WHAT THIS TASK INVOLVES:
The listing below should be copied in full, word for word.

-- start --

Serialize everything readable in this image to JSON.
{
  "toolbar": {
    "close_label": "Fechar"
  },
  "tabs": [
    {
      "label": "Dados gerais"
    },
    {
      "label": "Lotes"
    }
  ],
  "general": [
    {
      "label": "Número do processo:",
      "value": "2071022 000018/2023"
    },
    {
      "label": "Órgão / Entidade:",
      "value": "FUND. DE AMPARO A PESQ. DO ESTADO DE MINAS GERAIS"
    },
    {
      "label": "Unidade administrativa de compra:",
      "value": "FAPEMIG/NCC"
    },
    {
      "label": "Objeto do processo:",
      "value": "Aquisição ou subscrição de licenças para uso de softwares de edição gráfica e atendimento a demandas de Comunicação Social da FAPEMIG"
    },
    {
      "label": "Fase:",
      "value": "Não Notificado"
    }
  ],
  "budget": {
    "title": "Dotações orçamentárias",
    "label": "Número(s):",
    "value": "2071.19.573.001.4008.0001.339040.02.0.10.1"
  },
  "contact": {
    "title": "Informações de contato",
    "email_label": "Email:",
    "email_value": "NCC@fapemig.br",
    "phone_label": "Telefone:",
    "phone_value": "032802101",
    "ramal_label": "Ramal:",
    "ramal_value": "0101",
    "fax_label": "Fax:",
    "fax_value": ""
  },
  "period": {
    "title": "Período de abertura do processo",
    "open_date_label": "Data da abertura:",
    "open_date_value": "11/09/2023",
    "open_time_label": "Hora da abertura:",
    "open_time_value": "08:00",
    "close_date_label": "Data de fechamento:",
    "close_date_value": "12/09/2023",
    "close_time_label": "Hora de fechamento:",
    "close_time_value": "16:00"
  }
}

-- end --

FINISHED ANSWER:
Serialize everything readable in this image to JSON.
{
  "toolbar": {
    "close_label": "Fechar"
  },
  "tabs": [
    {
      "label": "Dados gerais"
    },
    {
      "label": "Lotes"
    }
  ],
  "general": [
    {
      "label": "Número do processo:",
      "value": "2071022 000018/2023"
    },
    {
      "label": "Órgão / Entidade:",
      "value": "FUND. DE AMPARO A PESQ. DO ESTADO DE MINAS GERAIS"
    },
    {
      "label": "Unidade administrativa de compra:",
      "value": "FAPEMIG/NCC"
    },
    {
      "label": "Objeto do processo:",
      "value": "Aquisição ou subscrição de licenças para uso de softwares de edição gráfica e atendimento a demandas de Comunicação Social da FAPEMIG"
    },
    {
      "label": "Fase:",
      "value": "Não Notificado"
    }
  ],
  "budget": {
    "title": "Dotações orçamentárias",
    "label": "Número(s):",
    "value": "2071.19.573.001.4008.0001.339040.02.0.10.1"
  },
  "contact": {
    "title": "Informações de contato",
    "email_label": "Email:",
    "email_value": "NCC@fapemig.br",
    "phone_label": "Telefone:",
    "phone_value": "032802101",
    "ramal_label": "Ramal:",
    "ramal_value": "0101",
    "fax_label": "Fax:",
    "fax_value": ""
  },
  "period": {
    "title": "Período de abertura do processo",
    "open_date_label": "Data da abertura:",
    "open_date_value": "11/09/2023",
    "open_time_label": "Hora da abertura:",
    "open_time_value": "08:00",
    "close_date_label": "Data de fechamento:",
    "close_date_value": "12/09/2023",
    "close_time_label": "Hora de fechamento:",
    "close_time_value": "16:00"
  }
}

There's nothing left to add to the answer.